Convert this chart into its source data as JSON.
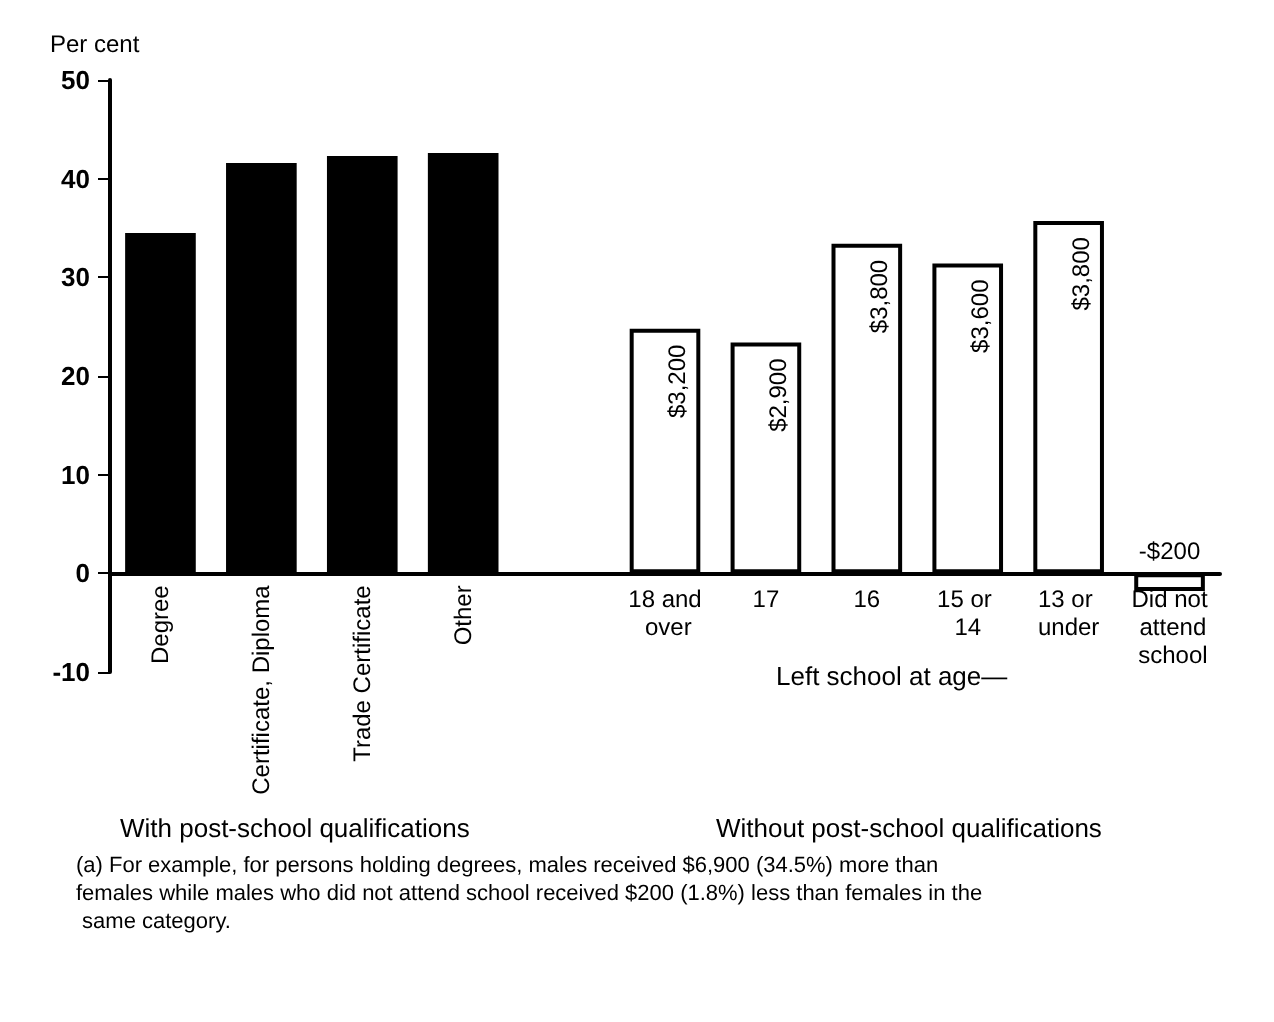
{
  "chart_data": {
    "type": "bar",
    "ylabel": "Per cent",
    "categories": [
      "Degree",
      "Certificate, Diploma",
      "Trade Certificate",
      "Other",
      null,
      "18 and over",
      "17",
      "16",
      "15 or 14",
      "13 or under",
      "Did not attend school"
    ],
    "values": [
      34.5,
      41.6,
      42.3,
      42.6,
      null,
      24.8,
      23.4,
      33.4,
      31.4,
      35.7,
      -1.8
    ],
    "colors": [
      "#000000",
      "#000000",
      "#000000",
      "#000000",
      null,
      "#ffffff",
      "#ffffff",
      "#ffffff",
      "#ffffff",
      "#ffffff",
      "#ffffff"
    ],
    "ylim": [
      -10,
      50
    ],
    "yticks": [
      -10,
      0,
      10,
      20,
      30,
      40,
      50
    ],
    "annotations": [
      {
        "text": "$3,200",
        "x": "18 and over",
        "y": 24.8
      },
      {
        "text": "$2,900",
        "x": "17",
        "y": 23.4
      },
      {
        "text": "$3,800",
        "x": "16",
        "y": 33.4
      },
      {
        "text": "$3,600",
        "x": "15 or 14",
        "y": 31.4
      },
      {
        "text": "$3,800",
        "x": "13 or under",
        "y": 35.7
      },
      {
        "text": "-$200",
        "x": "Did not attend school",
        "y": -1.8
      },
      "Left school at age—",
      "With post-school qualifications",
      "Without post-school qualifications",
      "(a) For example, for persons holding degrees, males received $6,900 (34.5%) more than females while males who did not attend school received $200 (1.8%) less than females in the same category."
    ]
  }
}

GOAL OF THE EXERCISE: Reproduce the material in full, word for word, and omit the pictures.

THE SOLUTION:
Convert this chart into its source data as JSON.
{
  "chart_data": {
    "type": "bar",
    "ylabel": "Per cent",
    "categories": [
      "Degree",
      "Certificate, Diploma",
      "Trade Certificate",
      "Other",
      null,
      "18 and over",
      "17",
      "16",
      "15 or 14",
      "13 or under",
      "Did not attend school"
    ],
    "values": [
      34.5,
      41.6,
      42.3,
      42.6,
      null,
      24.8,
      23.4,
      33.4,
      31.4,
      35.7,
      -1.8
    ],
    "colors": [
      "#000000",
      "#000000",
      "#000000",
      "#000000",
      null,
      "#ffffff",
      "#ffffff",
      "#ffffff",
      "#ffffff",
      "#ffffff",
      "#ffffff"
    ],
    "ylim": [
      -10,
      50
    ],
    "yticks": [
      -10,
      0,
      10,
      20,
      30,
      40,
      50
    ],
    "annotations": [
      {
        "text": "$3,200",
        "x": "18 and over",
        "y": 24.8
      },
      {
        "text": "$2,900",
        "x": "17",
        "y": 23.4
      },
      {
        "text": "$3,800",
        "x": "16",
        "y": 33.4
      },
      {
        "text": "$3,600",
        "x": "15 or 14",
        "y": 31.4
      },
      {
        "text": "$3,800",
        "x": "13 or under",
        "y": 35.7
      },
      {
        "text": "-$200",
        "x": "Did not attend school",
        "y": -1.8
      },
      "Left school at age—",
      "With post-school qualifications",
      "Without post-school qualifications",
      "(a) For example, for persons holding degrees, males received $6,900 (34.5%) more than females while males who did not attend school received $200 (1.8%) less than females in the same category."
    ]
  }
}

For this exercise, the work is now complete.